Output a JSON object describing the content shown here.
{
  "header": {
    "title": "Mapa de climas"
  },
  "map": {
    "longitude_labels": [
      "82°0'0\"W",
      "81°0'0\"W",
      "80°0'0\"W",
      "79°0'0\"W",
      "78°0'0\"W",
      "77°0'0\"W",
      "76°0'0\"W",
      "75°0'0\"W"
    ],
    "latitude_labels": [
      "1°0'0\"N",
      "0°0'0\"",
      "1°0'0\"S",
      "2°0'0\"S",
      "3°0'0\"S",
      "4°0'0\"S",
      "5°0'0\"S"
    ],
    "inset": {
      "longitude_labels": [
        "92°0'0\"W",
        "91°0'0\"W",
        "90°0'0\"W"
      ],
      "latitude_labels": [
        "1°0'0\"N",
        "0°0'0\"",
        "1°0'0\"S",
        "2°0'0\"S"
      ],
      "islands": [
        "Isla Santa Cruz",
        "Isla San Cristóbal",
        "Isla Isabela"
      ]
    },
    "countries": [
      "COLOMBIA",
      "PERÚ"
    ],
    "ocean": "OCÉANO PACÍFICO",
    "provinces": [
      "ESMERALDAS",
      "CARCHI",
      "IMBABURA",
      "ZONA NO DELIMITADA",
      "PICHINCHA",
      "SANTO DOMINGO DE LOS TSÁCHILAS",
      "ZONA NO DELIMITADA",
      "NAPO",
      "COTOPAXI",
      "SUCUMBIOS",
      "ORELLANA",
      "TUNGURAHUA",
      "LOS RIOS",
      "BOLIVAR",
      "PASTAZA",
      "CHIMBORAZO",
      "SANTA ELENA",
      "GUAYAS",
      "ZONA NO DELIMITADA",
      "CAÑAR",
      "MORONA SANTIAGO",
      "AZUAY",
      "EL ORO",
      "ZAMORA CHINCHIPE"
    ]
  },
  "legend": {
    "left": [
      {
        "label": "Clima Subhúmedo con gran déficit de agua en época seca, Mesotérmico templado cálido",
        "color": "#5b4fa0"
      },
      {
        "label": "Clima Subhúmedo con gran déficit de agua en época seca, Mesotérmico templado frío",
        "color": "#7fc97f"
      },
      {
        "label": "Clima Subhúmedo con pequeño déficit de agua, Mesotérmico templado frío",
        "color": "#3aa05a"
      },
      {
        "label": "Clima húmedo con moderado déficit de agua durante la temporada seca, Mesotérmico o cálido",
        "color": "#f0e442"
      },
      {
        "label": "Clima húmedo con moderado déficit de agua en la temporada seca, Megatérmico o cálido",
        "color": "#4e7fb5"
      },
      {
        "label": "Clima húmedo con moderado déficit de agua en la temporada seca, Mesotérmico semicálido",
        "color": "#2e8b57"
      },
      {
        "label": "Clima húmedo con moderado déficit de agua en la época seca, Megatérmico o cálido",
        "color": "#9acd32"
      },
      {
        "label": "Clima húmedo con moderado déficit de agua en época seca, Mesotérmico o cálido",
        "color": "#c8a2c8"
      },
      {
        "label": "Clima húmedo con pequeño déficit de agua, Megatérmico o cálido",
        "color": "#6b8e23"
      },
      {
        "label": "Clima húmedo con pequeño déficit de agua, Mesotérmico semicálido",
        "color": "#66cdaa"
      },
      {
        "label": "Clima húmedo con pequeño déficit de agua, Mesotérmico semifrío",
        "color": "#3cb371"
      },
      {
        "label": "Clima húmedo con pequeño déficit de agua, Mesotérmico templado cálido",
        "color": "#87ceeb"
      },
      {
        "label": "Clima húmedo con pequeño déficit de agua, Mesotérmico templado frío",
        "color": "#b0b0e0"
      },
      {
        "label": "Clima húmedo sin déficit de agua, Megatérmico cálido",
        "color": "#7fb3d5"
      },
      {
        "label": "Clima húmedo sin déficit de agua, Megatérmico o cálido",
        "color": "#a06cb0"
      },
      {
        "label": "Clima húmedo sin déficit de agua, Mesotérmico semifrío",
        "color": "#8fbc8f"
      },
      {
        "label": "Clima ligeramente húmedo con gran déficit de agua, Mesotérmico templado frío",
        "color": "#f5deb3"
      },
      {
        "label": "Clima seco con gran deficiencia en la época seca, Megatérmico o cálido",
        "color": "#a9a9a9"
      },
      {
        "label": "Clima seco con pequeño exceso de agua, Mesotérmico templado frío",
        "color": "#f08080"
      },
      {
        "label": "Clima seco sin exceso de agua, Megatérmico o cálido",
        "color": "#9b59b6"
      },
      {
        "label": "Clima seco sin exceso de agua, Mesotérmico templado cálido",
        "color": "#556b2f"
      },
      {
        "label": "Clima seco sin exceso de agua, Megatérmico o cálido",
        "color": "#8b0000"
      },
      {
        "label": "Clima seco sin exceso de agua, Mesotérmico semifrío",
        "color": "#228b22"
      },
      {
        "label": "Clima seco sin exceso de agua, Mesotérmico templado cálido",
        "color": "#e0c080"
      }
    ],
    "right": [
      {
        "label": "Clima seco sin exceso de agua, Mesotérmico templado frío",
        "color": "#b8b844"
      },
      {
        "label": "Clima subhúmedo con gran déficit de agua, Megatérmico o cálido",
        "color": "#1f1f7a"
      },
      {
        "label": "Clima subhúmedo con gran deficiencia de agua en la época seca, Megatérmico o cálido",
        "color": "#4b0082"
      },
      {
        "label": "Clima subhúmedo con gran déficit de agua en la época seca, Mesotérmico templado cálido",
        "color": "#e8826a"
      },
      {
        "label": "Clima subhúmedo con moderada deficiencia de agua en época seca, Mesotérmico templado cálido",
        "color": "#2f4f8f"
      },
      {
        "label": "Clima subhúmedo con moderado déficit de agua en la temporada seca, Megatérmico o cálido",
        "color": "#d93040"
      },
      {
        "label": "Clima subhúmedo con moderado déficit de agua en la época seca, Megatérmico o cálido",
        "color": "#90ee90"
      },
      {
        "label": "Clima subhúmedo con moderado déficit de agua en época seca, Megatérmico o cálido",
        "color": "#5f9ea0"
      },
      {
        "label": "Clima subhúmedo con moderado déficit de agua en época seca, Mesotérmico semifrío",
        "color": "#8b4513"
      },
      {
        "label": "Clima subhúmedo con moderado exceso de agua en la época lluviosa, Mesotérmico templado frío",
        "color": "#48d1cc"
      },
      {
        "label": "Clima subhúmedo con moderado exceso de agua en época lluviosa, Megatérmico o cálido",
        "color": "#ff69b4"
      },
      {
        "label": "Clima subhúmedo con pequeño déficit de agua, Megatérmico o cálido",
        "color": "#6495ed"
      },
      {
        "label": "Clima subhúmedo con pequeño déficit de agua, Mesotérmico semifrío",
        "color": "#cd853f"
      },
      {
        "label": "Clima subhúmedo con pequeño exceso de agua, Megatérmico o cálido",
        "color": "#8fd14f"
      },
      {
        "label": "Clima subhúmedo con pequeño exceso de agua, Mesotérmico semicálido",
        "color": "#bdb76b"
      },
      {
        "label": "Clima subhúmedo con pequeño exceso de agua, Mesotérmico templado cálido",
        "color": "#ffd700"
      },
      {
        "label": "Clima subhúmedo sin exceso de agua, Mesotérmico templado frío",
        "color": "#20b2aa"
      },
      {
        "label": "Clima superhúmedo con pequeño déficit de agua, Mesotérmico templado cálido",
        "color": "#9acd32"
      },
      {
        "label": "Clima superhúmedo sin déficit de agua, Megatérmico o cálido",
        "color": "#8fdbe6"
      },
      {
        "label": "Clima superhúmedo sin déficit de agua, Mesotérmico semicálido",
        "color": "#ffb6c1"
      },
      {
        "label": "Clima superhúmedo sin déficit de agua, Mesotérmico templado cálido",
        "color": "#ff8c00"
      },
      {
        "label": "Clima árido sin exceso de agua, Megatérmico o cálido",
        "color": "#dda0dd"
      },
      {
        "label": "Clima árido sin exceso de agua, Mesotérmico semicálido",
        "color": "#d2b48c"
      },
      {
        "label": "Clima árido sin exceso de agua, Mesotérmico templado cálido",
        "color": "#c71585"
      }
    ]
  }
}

★ ★ ★ ★

* **Task details**
Copy every line of the material in which the word "semicálido" occurs.

* **Response to the exercise**
        "label": "Clima húmedo con moderado déficit de agua en la temporada seca, Mesotérmico semicálido",
        "label": "Clima húmedo con pequeño déficit de agua, Mesotérmico semicálido",
        "label": "Clima subhúmedo con pequeño exceso de agua, Mesotérmico semicálido",
        "label": "Clima superhúmedo sin déficit de agua, Mesotérmico semicálido",
        "label": "Clima árido sin exceso de agua, Mesotérmico semicálido",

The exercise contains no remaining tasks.